## begin Data to use
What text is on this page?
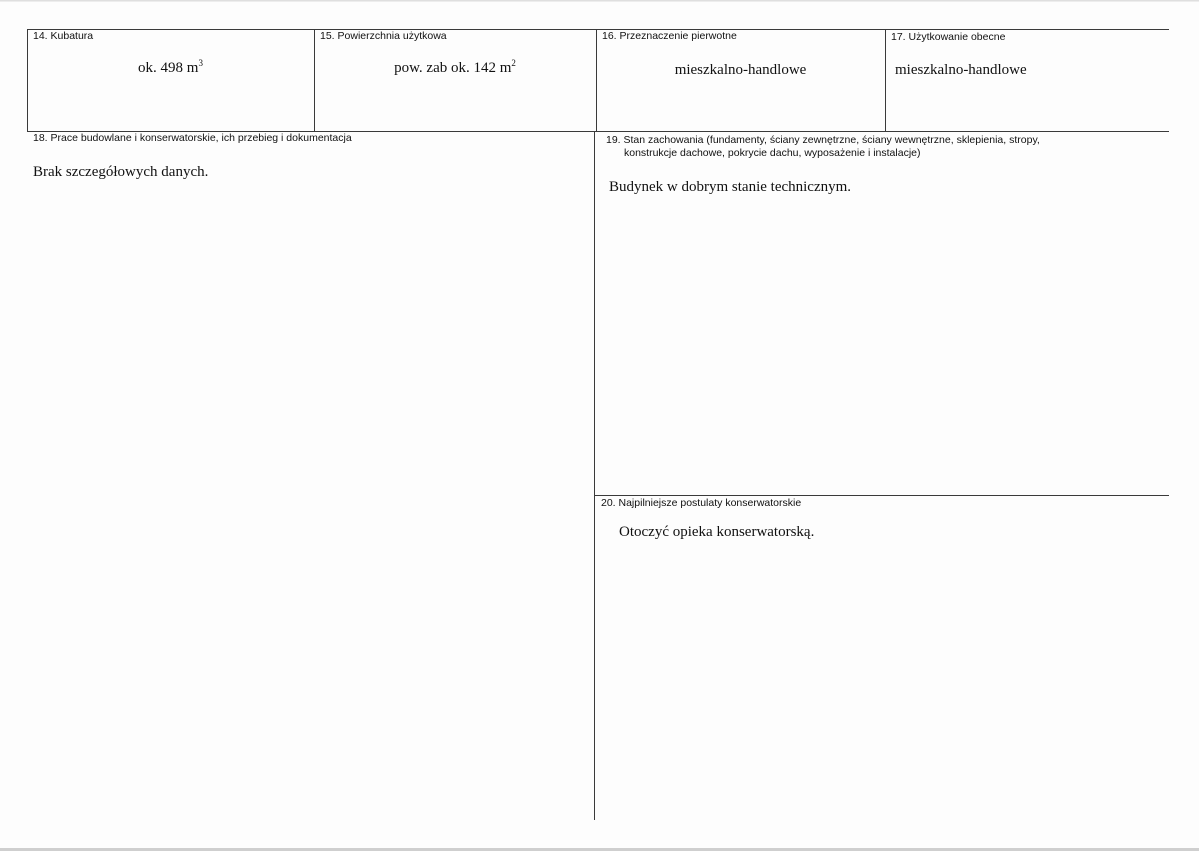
14. Kubatura
ok. 498 $m^3$
15. Powierzchnia użytkowa
pow. zab ok. 142 $m^2$
16. Przeznaczenie pierwotne
mieszkalno-handlowe
17. Użytkowanie obecne
mieszkalno-handlowe
18. Prace budowlane i konserwatorskie, ich przebieg i dokumentacja
Brak szczegółowych danych.
19. Stan zachowania (fundamenty, ściany zewnętrzne, ściany wewnętrzne, sklepienia, stropy,
konstrukcje dachowe, pokrycie dachu, wyposażenie i instalacje)
Budynek w dobrym stanie technicznym.
20. Najpilniejsze postulaty konserwatorskie
Otoczyć opieka konserwatorską.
## end Data to use
Show all lines from the listing above in which "konserwatorskie" appears.

18. Prace budowlane i konserwatorskie, ich przebieg i dokumentacja
20. Najpilniejsze postulaty konserwatorskie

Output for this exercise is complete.